=== DATA EXCERPTS ===
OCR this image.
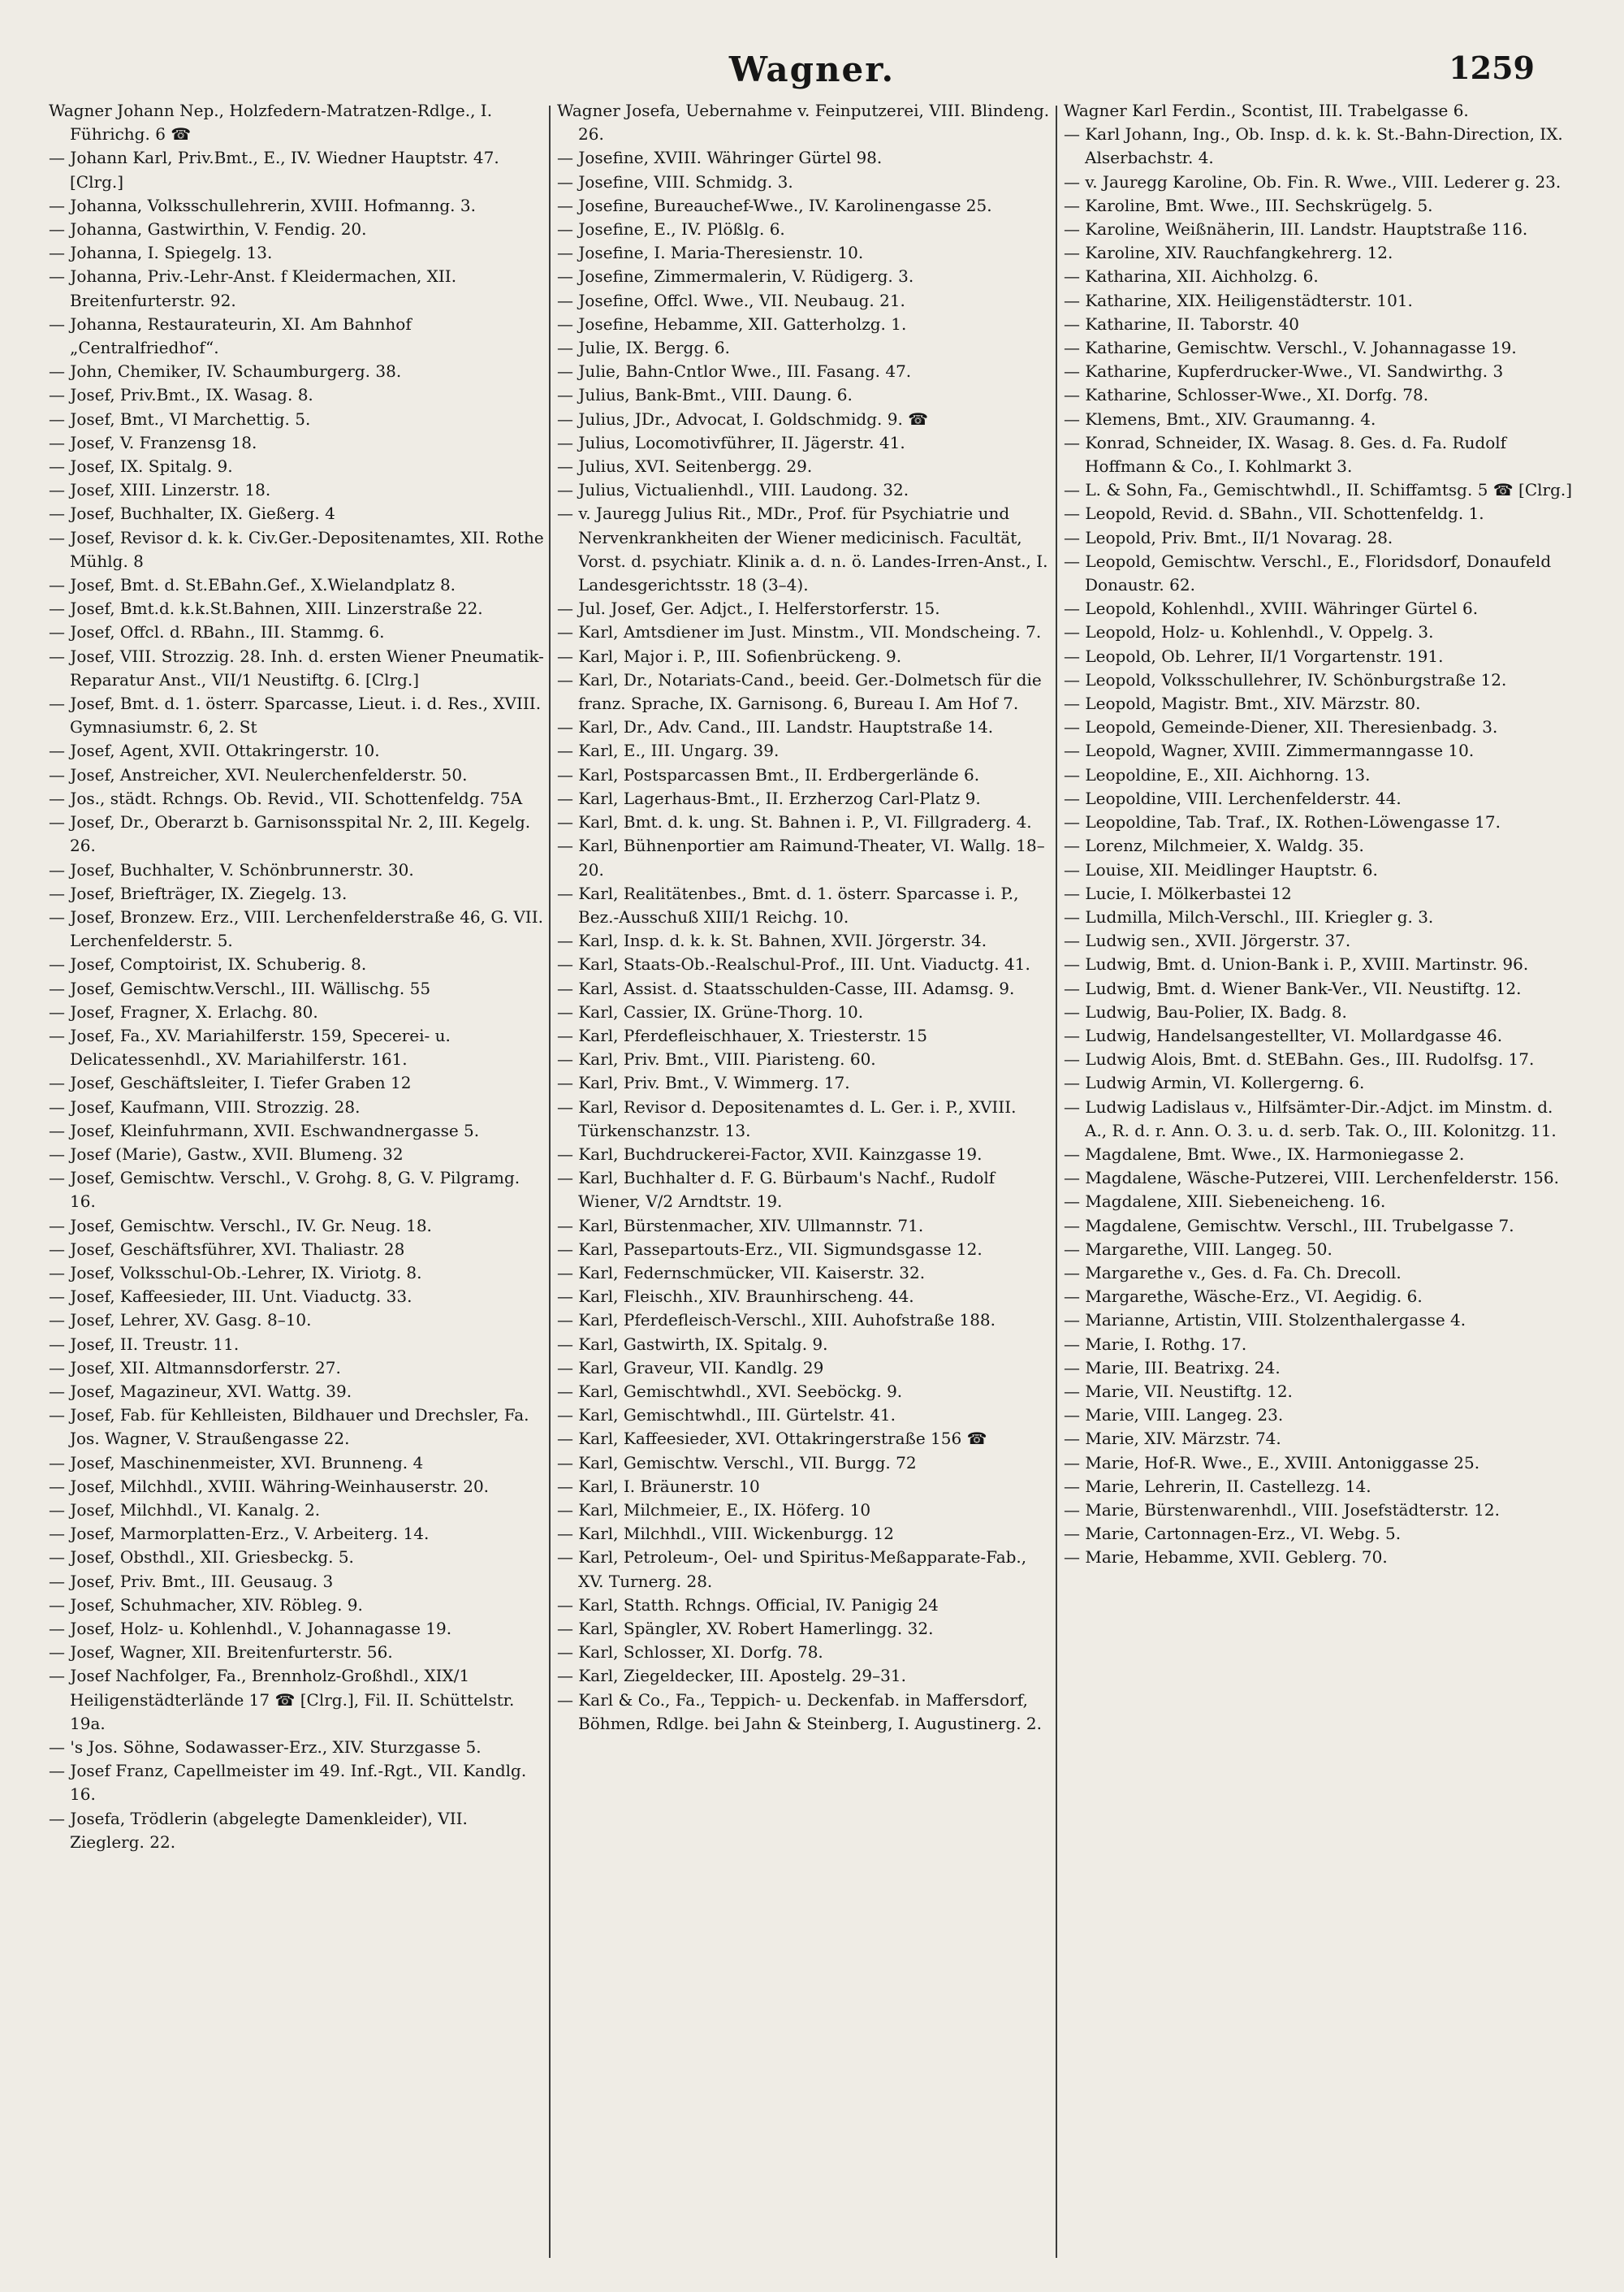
Wagner.	1259

Wagner Johann Nep., Holzfedern-Matratzen-Rdlge., I. Führichg. 6 ☎

— Johann Karl, Priv.Bmt., E., IV. Wiedner Hauptstr. 47. [Clrg.]

— Johanna, Volksschullehrerin, XVIII. Hofmanng. 3.

— Johanna, Gastwirthin, V. Fendig. 20.

— Johanna, I. Spiegelg. 13.

— Johanna, Priv.-Lehr-Anst. f Kleidermachen, XII. Breitenfurterstr. 92.

— Johanna, Restaurateurin, XI. Am Bahnhof „Centralfriedhof“.

— John, Chemiker, IV. Schaumburgerg. 38.

— Josef, Priv.Bmt., IX. Wasag. 8.

— Josef, Bmt., VI Marchettig. 5.

— Josef, V. Franzensg 18.

— Josef, IX. Spitalg. 9.

— Josef, XIII. Linzerstr. 18.

— Josef, Buchhalter, IX. Gießerg. 4

— Josef, Revisor d. k. k. Civ.Ger.-Depositenamtes, XII. Rothe Mühlg. 8

— Josef, Bmt. d. St.EBahn.Gef., X.Wielandplatz 8.

— Josef, Bmt.d. k.k.St.Bahnen, XIII. Linzerstraße 22.

— Josef, Offcl. d. RBahn., III. Stammg. 6.

— Josef, VIII. Strozzig. 28. Inh. d. ersten Wiener Pneumatik-Reparatur Anst., VII/1 Neustiftg. 6. [Clrg.]

— Josef, Bmt. d. 1. österr. Sparcasse, Lieut. i. d. Res., XVIII. Gymnasiumstr. 6, 2. St

— Josef, Agent, XVII. Ottakringerstr. 10.

— Josef, Anstreicher, XVI. Neulerchenfelderstr. 50.

— Jos., städt. Rchngs. Ob. Revid., VII. Schottenfeldg. 75A

— Josef, Dr., Oberarzt b. Garnisonsspital Nr. 2, III. Kegelg. 26.

— Josef, Buchhalter, V. Schönbrunnerstr. 30.

— Josef, Briefträger, IX. Ziegelg. 13.

— Josef, Bronzew. Erz., VIII. Lerchenfelderstraße 46, G. VII. Lerchenfelderstr. 5.

— Josef, Comptoirist, IX. Schuberig. 8.

— Josef, Gemischtw.Verschl., III. Wällischg. 55

— Josef, Fragner, X. Erlachg. 80.

— Josef, Fa., XV. Mariahilferstr. 159, Specerei- u. Delicatessenhdl., XV. Mariahilferstr. 161.

— Josef, Geschäftsleiter, I. Tiefer Graben 12

— Josef, Kaufmann, VIII. Strozzig. 28.

— Josef, Kleinfuhrmann, XVII. Eschwandnergasse 5.

— Josef (Marie), Gastw., XVII. Blumeng. 32

— Josef, Gemischtw. Verschl., V. Grohg. 8, G. V. Pilgramg. 16.

— Josef, Gemischtw. Verschl., IV. Gr. Neug. 18.

— Josef, Geschäftsführer, XVI. Thaliastr. 28

— Josef, Volksschul-Ob.-Lehrer, IX. Viriotg. 8.

— Josef, Kaffeesieder, III. Unt. Viaductg. 33.

— Josef, Lehrer, XV. Gasg. 8–10.

— Josef, II. Treustr. 11.

— Josef, XII. Altmannsdorferstr. 27.

— Josef, Magazineur, XVI. Wattg. 39.

— Josef, Fab. für Kehlleisten, Bildhauer und Drechsler, Fa. Jos. Wagner, V. Straußengasse 22.

— Josef, Maschinenmeister, XVI. Brunneng. 4

— Josef, Milchhdl., XVIII. Währing-Weinhauserstr. 20.

— Josef, Milchhdl., VI. Kanalg. 2.

— Josef, Marmorplatten-Erz., V. Arbeiterg. 14.

— Josef, Obsthdl., XII. Griesbeckg. 5.

— Josef, Priv. Bmt., III. Geusaug. 3

— Josef, Schuhmacher, XIV. Röbleg. 9.

— Josef, Holz- u. Kohlenhdl., V. Johannagasse 19.

— Josef, Wagner, XII. Breitenfurterstr. 56.

— Josef Nachfolger, Fa., Brennholz-Großhdl., XIX/1 Heiligenstädterlände 17 ☎ [Clrg.], Fil. II. Schüttelstr. 19a.

— 's Jos. Söhne, Sodawasser-Erz., XIV. Sturzgasse 5.

— Josef Franz, Capellmeister im 49. Inf.-Rgt., VII. Kandlg. 16.

— Josefa, Trödlerin (abgelegte Damenkleider), VII. Zieglerg. 22.

Wagner Josefa, Uebernahme v. Feinputzerei, VIII. Blindeng. 26.

— Josefine, XVIII. Währinger Gürtel 98.

— Josefine, VIII. Schmidg. 3.

— Josefine, Bureauchef-Wwe., IV. Karolinengasse 25.

— Josefine, E., IV. Plößlg. 6.

— Josefine, I. Maria-Theresienstr. 10.

— Josefine, Zimmermalerin, V. Rüdigerg. 3.

— Josefine, Offcl. Wwe., VII. Neubaug. 21.

— Josefine, Hebamme, XII. Gatterholzg. 1.

— Julie, IX. Bergg. 6.

— Julie, Bahn-Cntlor Wwe., III. Fasang. 47.

— Julius, Bank-Bmt., VIII. Daung. 6.

— Julius, JDr., Advocat, I. Goldschmidg. 9. ☎

— Julius, Locomotivführer, II. Jägerstr. 41.

— Julius, XVI. Seitenbergg. 29.

— Julius, Victualienhdl., VIII. Laudong. 32.

— v. Jauregg Julius Rit., MDr., Prof. für Psychiatrie und Nervenkrankheiten der Wiener medicinisch. Facultät, Vorst. d. psychiatr. Klinik a. d. n. ö. Landes-Irren-Anst., I. Landesgerichtsstr. 18 (3–4).

— Jul. Josef, Ger. Adjct., I. Helferstorferstr. 15.

— Karl, Amtsdiener im Just. Minstm., VII. Mondscheing. 7.

— Karl, Major i. P., III. Sofienbrückeng. 9.

— Karl, Dr., Notariats-Cand., beeid. Ger.-Dolmetsch für die franz. Sprache, IX. Garnisong. 6, Bureau I. Am Hof 7.

— Karl, Dr., Adv. Cand., III. Landstr. Hauptstraße 14.

— Karl, E., III. Ungarg. 39.

— Karl, Postsparcassen Bmt., II. Erdbergerlände 6.

— Karl, Lagerhaus-Bmt., II. Erzherzog Carl-Platz 9.

— Karl, Bmt. d. k. ung. St. Bahnen i. P., VI. Fillgraderg. 4.

— Karl, Bühnenportier am Raimund-Theater, VI. Wallg. 18–20.

— Karl, Realitätenbes., Bmt. d. 1. österr. Sparcasse i. P., Bez.-Ausschuß XIII/1 Reichg. 10.

— Karl, Insp. d. k. k. St. Bahnen, XVII. Jörgerstr. 34.

— Karl, Staats-Ob.-Realschul-Prof., III. Unt. Viaductg. 41.

— Karl, Assist. d. Staatsschulden-Casse, III. Adamsg. 9.

— Karl, Cassier, IX. Grüne-Thorg. 10.

— Karl, Pferdefleischhauer, X. Triesterstr. 15

— Karl, Priv. Bmt., VIII. Piaristeng. 60.

— Karl, Priv. Bmt., V. Wimmerg. 17.

— Karl, Revisor d. Depositenamtes d. L. Ger. i. P., XVIII. Türkenschanzstr. 13.

— Karl, Buchdruckerei-Factor, XVII. Kainzgasse 19.

— Karl, Buchhalter d. F. G. Bürbaum's Nachf., Rudolf Wiener, V/2 Arndtstr. 19.

— Karl, Bürstenmacher, XIV. Ullmannstr. 71.

— Karl, Passepartouts-Erz., VII. Sigmundsgasse 12.

— Karl, Federnschmücker, VII. Kaiserstr. 32.

— Karl, Fleischh., XIV. Braunhirscheng. 44.

— Karl, Pferdefleisch-Verschl., XIII. Auhofstraße 188.

— Karl, Gastwirth, IX. Spitalg. 9.

— Karl, Graveur, VII. Kandlg. 29

— Karl, Gemischtwhdl., XVI. Seeböckg. 9.

— Karl, Gemischtwhdl., III. Gürtelstr. 41.

— Karl, Kaffeesieder, XVI. Ottakringerstraße 156 ☎

— Karl, Gemischtw. Verschl., VII. Burgg. 72

— Karl, I. Bräunerstr. 10

— Karl, Milchmeier, E., IX. Höferg. 10

— Karl, Milchhdl., VIII. Wickenburgg. 12

— Karl, Petroleum-, Oel- und Spiritus-Meßapparate-Fab., XV. Turnerg. 28.

— Karl, Statth. Rchngs. Official, IV. Panigig 24

— Karl, Spängler, XV. Robert Hamerlingg. 32.

— Karl, Schlosser, XI. Dorfg. 78.

— Karl, Ziegeldecker, III. Apostelg. 29–31.

— Karl & Co., Fa., Teppich- u. Deckenfab. in Maffersdorf, Böhmen, Rdlge. bei Jahn & Steinberg, I. Augustinerg. 2.

Wagner Karl Ferdin., Scontist, III. Trabelgasse 6.

— Karl Johann, Ing., Ob. Insp. d. k. k. St.-Bahn-Direction, IX. Alserbachstr. 4.

— v. Jauregg Karoline, Ob. Fin. R. Wwe., VIII. Lederer g. 23.

— Karoline, Bmt. Wwe., III. Sechskrügelg. 5.

— Karoline, Weißnäherin, III. Landstr. Hauptstraße 116.

— Karoline, XIV. Rauchfangkehrerg. 12.

— Katharina, XII. Aichholzg. 6.

— Katharine, XIX. Heiligenstädterstr. 101.

— Katharine, II. Taborstr. 40

— Katharine, Gemischtw. Verschl., V. Johannagasse 19.

— Katharine, Kupferdrucker-Wwe., VI. Sandwirthg. 3

— Katharine, Schlosser-Wwe., XI. Dorfg. 78.

— Klemens, Bmt., XIV. Graumanng. 4.

— Konrad, Schneider, IX. Wasag. 8. Ges. d. Fa. Rudolf Hoffmann & Co., I. Kohlmarkt 3.

— L. & Sohn, Fa., Gemischtwhdl., II. Schiffamtsg. 5 ☎ [Clrg.]

— Leopold, Revid. d. SBahn., VII. Schottenfeldg. 1.

— Leopold, Priv. Bmt., II/1 Novarag. 28.

— Leopold, Gemischtw. Verschl., E., Floridsdorf, Donaufeld Donaustr. 62.

— Leopold, Kohlenhdl., XVIII. Währinger Gürtel 6.

— Leopold, Holz- u. Kohlenhdl., V. Oppelg. 3.

— Leopold, Ob. Lehrer, II/1 Vorgartenstr. 191.

— Leopold, Volksschullehrer, IV. Schönburgstraße 12.

— Leopold, Magistr. Bmt., XIV. Märzstr. 80.

— Leopold, Gemeinde-Diener, XII. Theresienbadg. 3.

— Leopold, Wagner, XVIII. Zimmermanngasse 10.

— Leopoldine, E., XII. Aichhorng. 13.

— Leopoldine, VIII. Lerchenfelderstr. 44.

— Leopoldine, Tab. Traf., IX. Rothen-Löwengasse 17.

— Lorenz, Milchmeier, X. Waldg. 35.

— Louise, XII. Meidlinger Hauptstr. 6.

— Lucie, I. Mölkerbastei 12

— Ludmilla, Milch-Verschl., III. Kriegler g. 3.

— Ludwig sen., XVII. Jörgerstr. 37.

— Ludwig, Bmt. d. Union-Bank i. P., XVIII. Martinstr. 96.

— Ludwig, Bmt. d. Wiener Bank-Ver., VII. Neustiftg. 12.

— Ludwig, Bau-Polier, IX. Badg. 8.

— Ludwig, Handelsangestellter, VI. Mollardgasse 46.

— Ludwig Alois, Bmt. d. StEBahn. Ges., III. Rudolfsg. 17.

— Ludwig Armin, VI. Kollergerng. 6.

— Ludwig Ladislaus v., Hilfsämter-Dir.-Adjct. im Minstm. d. A., R. d. r. Ann. O. 3. u. d. serb. Tak. O., III. Kolonitzg. 11.

— Magdalene, Bmt. Wwe., IX. Harmoniegasse 2.

— Magdalene, Wäsche-Putzerei, VIII. Lerchenfelderstr. 156.

— Magdalene, XIII. Siebeneicheng. 16.

— Magdalene, Gemischtw. Verschl., III. Trubelgasse 7.

— Margarethe, VIII. Langeg. 50.

— Margarethe v., Ges. d. Fa. Ch. Drecoll.

— Margarethe, Wäsche-Erz., VI. Aegidig. 6.

— Marianne, Artistin, VIII. Stolzenthalergasse 4.

— Marie, I. Rothg. 17.

— Marie, III. Beatrixg. 24.

— Marie, VII. Neustiftg. 12.

— Marie, VIII. Langeg. 23.

— Marie, XIV. Märzstr. 74.

— Marie, Hof-R. Wwe., E., XVIII. Antoniggasse 25.

— Marie, Lehrerin, II. Castellezg. 14.

— Marie, Bürstenwarenhdl., VIII. Josefstädterstr. 12.

— Marie, Cartonnagen-Erz., VI. Webg. 5.

— Marie, Hebamme, XVII. Geblerg. 70.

=== INSTRUCTION ===
Look for lines containing the string "Kaffeesieder" and copy them all.

=== COMPLETED EXERCISE ===
— Josef, Kaffeesieder, III. Unt. Viaductg. 33.
— Karl, Kaffeesieder, XVI. Ottakringerstraße 156 ☎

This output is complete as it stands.